Review the lines that follow and copy each one that contains the word "screenshot".

Data items:
******************************

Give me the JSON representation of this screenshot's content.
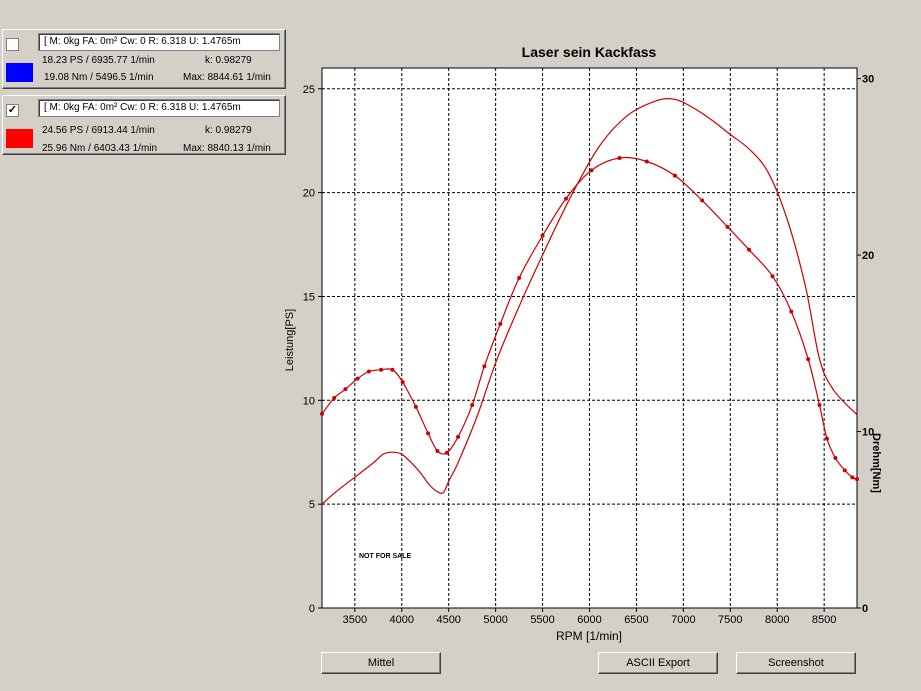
{
  "legend": [
    {
      "checked": false,
      "checkbox_mark": "",
      "color": "#0000ff",
      "params": "[ M: 0kg  FA: 0m²  Cw: 0  R: 6.318  U: 1.4765m",
      "power": "18.23 PS / 6935.77 1/min",
      "k": "k: 0.98279",
      "torque": "19.08 Nm / 5496.5 1/min",
      "max": "Max: 8844.61 1/min"
    },
    {
      "checked": true,
      "checkbox_mark": "✓",
      "color": "#ff0000",
      "params": "[ M: 0kg  FA: 0m²  Cw: 0  R: 6.318  U: 1.4765m",
      "power": "24.56 PS / 6913.44 1/min",
      "k": "k: 0.98279",
      "torque": "25.96 Nm / 6403.43 1/min",
      "max": "Max: 8840.13 1/min"
    }
  ],
  "chart": {
    "title": "Laser sein Kackfass",
    "xlabel": "RPM [1/min]",
    "ylabel_left": "Leistung[PS]",
    "ylabel_right": "Drehm[Nm]",
    "watermark": "NOT FOR SALE"
  },
  "buttons": {
    "mittel": "Mittel",
    "ascii_export": "ASCII Export",
    "screenshot": "Screenshot"
  },
  "chart_data": {
    "type": "line",
    "title": "Laser sein Kackfass",
    "xlabel": "RPM [1/min]",
    "ylabel": "Leistung[PS]",
    "y2label": "Drehm[Nm]",
    "xlim": [
      3150,
      8850
    ],
    "ylim": [
      0,
      26
    ],
    "y2lim": [
      0,
      30.6
    ],
    "grid": true,
    "x_ticks": [
      3500,
      4000,
      4500,
      5000,
      5500,
      6000,
      6500,
      7000,
      7500,
      8000,
      8500
    ],
    "y_ticks": [
      0,
      5,
      10,
      15,
      20,
      25
    ],
    "y2_ticks": [
      0,
      10,
      20,
      30
    ],
    "line_color": "#d00000",
    "series": [
      {
        "axis": "left",
        "markers": false,
        "x": [
          3150,
          3300,
          3500,
          3700,
          3800,
          3900,
          4000,
          4100,
          4200,
          4300,
          4400,
          4450,
          4500,
          4600,
          4800,
          5000,
          5200,
          5500,
          5800,
          6100,
          6400,
          6700,
          6900,
          7100,
          7300,
          7500,
          7700,
          7900,
          8100,
          8300,
          8450,
          8600,
          8850
        ],
        "y": [
          5.0,
          5.6,
          6.3,
          7.0,
          7.4,
          7.5,
          7.4,
          7.0,
          6.5,
          5.9,
          5.55,
          5.6,
          6.1,
          7.0,
          9.2,
          11.8,
          14.0,
          17.0,
          19.8,
          22.2,
          23.7,
          24.4,
          24.5,
          24.1,
          23.5,
          22.8,
          22.1,
          21.0,
          18.8,
          15.5,
          12.0,
          10.5,
          9.3
        ]
      },
      {
        "axis": "right",
        "markers": true,
        "x": [
          3150,
          3280,
          3400,
          3530,
          3650,
          3780,
          3900,
          4010,
          4150,
          4280,
          4380,
          4480,
          4600,
          4750,
          4880,
          5050,
          5250,
          5500,
          5750,
          6020,
          6320,
          6610,
          6910,
          7200,
          7470,
          7700,
          7950,
          8150,
          8330,
          8450,
          8530,
          8620,
          8720,
          8800,
          8850
        ],
        "y": [
          11.0,
          11.9,
          12.4,
          13.0,
          13.4,
          13.5,
          13.5,
          12.8,
          11.4,
          9.9,
          8.9,
          8.8,
          9.7,
          11.5,
          13.7,
          16.1,
          18.7,
          21.1,
          23.2,
          24.8,
          25.5,
          25.3,
          24.5,
          23.1,
          21.6,
          20.3,
          18.8,
          16.8,
          14.1,
          11.5,
          9.6,
          8.5,
          7.8,
          7.4,
          7.3
        ]
      }
    ]
  }
}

******************************

RESULT OF THIS TASK:
Give me the JSON representation of this screenshot's content.
    "screenshot": "Screenshot"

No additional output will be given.